→ **REQUIRED TASK**: Please continue the passage on Barlow's "Declaration" and Teilhard de Chardin's noosphere, picking up right after its final sentence.

→ **SUPPLIED PASSAGE**:
-*-*-

But I believe the more fundamental problem with Barlow’s “Declaration” is one of philosophical anthropology, and this, I think, we should not let him off the hook for. Now, here too I think we should acknowledge that we have the benefit of hindsight that Barlow lacked in the 1990s. Some of the problems we have seen develop in the past few decades are the kinds of things that will emerge only after you let evolved apes with language goof around with global information machines for a while. But there is a deeper problem in Barlow’s thinking that goes well beyond a lack of empirical data to the question of how should think – or theorize – in a strong and rigorous manner.
I always got the vibe from Barlow’s use of a capital-M in the word Mind in the extract above – “Cyberspace, the new home of Mind”- that he believed the Internet would aggregate human thought and wisdom and lead us to a much better place. Recently, I realized that Barlow didn’t believe this in a vague or general way but in a specific (and crappy) one. Barlow was influenced by the French Jesuit priest, paleontologist, and philosopher Pierre Teilhard de Chardin, whose speculative theories included the idea that humanity and all of history was spiraling towards the “Omega Point,” the final grand moment of evolution where evolution is viewed in a teleological, progressive, non-Darwinian fashion. An essential aspect of this march towards the Omega Point was something de Chardin, drawing on Vladimir Vernadsky, called the “noosphere,” a hypothesized layer of the biosphere made up of interacting human minds. Fitting his teleological, progressivist view, de Chardin asserted that the noosphere would become more unified, coherent, and integrated over time.

-*-*-

→ **EXTRACTED DATA**:
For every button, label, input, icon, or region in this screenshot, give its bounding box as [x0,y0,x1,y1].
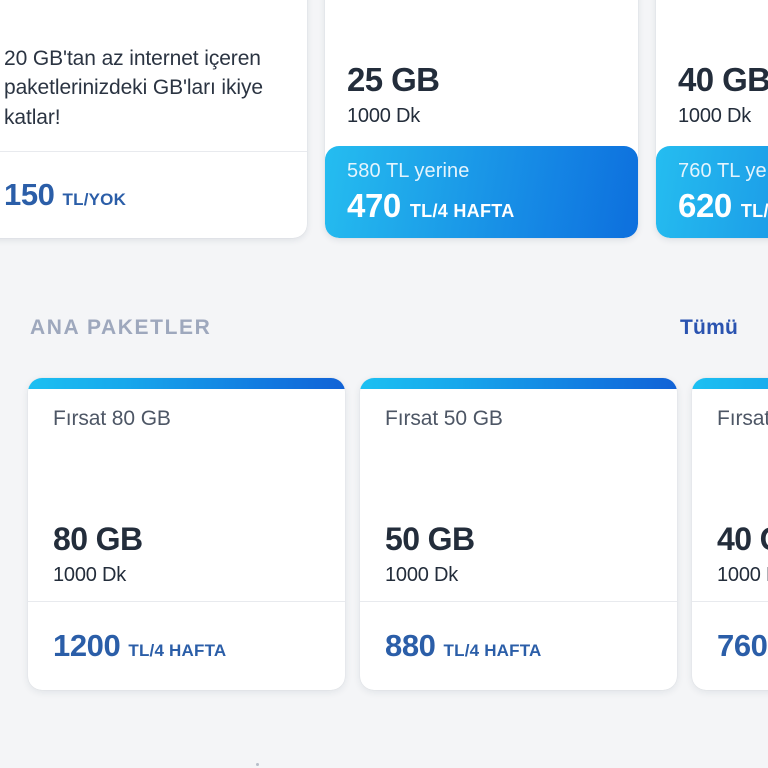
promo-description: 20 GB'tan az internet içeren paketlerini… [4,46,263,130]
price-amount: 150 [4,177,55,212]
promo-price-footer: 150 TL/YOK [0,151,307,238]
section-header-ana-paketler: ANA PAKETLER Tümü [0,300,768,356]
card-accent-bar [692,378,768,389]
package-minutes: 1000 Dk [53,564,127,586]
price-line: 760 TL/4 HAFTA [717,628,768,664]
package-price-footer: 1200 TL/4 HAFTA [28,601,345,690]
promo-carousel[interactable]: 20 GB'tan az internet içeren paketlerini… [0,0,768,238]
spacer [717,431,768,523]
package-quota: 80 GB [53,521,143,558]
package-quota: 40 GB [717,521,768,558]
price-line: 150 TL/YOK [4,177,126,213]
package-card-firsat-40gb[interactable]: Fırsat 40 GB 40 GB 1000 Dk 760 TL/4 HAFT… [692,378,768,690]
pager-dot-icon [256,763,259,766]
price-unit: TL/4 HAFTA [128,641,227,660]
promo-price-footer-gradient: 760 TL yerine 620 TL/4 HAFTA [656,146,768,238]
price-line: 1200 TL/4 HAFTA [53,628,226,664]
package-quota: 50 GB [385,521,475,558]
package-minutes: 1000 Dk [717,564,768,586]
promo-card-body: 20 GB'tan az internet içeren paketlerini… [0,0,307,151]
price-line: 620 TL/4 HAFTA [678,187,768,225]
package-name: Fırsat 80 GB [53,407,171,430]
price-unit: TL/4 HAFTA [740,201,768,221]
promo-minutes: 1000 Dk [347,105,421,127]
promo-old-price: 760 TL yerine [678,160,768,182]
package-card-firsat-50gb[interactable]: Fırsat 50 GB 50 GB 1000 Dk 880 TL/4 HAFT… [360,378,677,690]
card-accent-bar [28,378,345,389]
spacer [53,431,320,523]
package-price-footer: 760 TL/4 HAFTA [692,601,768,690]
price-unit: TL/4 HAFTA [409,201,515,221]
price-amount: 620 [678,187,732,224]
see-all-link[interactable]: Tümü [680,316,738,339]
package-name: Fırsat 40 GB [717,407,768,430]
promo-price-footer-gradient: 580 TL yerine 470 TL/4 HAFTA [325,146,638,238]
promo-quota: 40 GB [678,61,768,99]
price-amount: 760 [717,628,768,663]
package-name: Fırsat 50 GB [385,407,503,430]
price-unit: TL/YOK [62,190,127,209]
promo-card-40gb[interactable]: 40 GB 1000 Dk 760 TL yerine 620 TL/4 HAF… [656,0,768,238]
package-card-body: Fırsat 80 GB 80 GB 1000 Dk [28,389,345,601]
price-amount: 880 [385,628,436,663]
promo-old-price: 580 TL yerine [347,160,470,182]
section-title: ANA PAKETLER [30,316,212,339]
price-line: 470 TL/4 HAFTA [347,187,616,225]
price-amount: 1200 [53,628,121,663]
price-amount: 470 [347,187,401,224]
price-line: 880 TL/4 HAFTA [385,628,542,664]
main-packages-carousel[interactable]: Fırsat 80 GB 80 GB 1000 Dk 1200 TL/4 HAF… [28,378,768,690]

-*-*-

→ **REPLY TO THE EXERCISE**:
When Barlow encountered the Internet, he came to feel that it was the embodiment of de Chardin’s theories. As he told the USENIX Conference in January 1994, “I really feel that what we are essentially doing here is roughly like what the French theologian philosopher Teilhard de Chardin was talking about when he started to write in the thirties about the Omega point ... that point at which human beings became so good at communicating with one another that they would create what would amount to a great Collective Organism of Mind.”
Barlow went on,
I think we are going to become such a creature. Perhaps we already are. It is a very different kind of creature than has ever been seen in the universe before. It will be enormously powerful and intelligent. And you folks are helping it be born. Thank you very much.
Now, I don’t know about you, but I think Barlow’s prediction here turned out to be pretty fucking shitty. When you look at human behavior on the Internet over the past few decades, what we see – from Gamergate to partisan political behavior and how people peacock their political identities on social media – is pretty far from “human beings [becoming] so good at communicating with one another that they would create what would amount to a great Collective Organism of Mind.” But the real issue here is not that Barlow lacked the experience with the Internet we all have had by this point; it is that John Perry Barlow, who sometimes egotistically referred to himself as an “amateur anthropologist,” did not know how to think. I mean this in two ways: First, Barlow did not know how to theorize in a reasonable fashion. Second, he lacked the discipline to study and read up on the topics that interested him, including literatures going back to at least the 1930s that attempted to wrestle with the question, “How do people interpret and use the information they glean from media?”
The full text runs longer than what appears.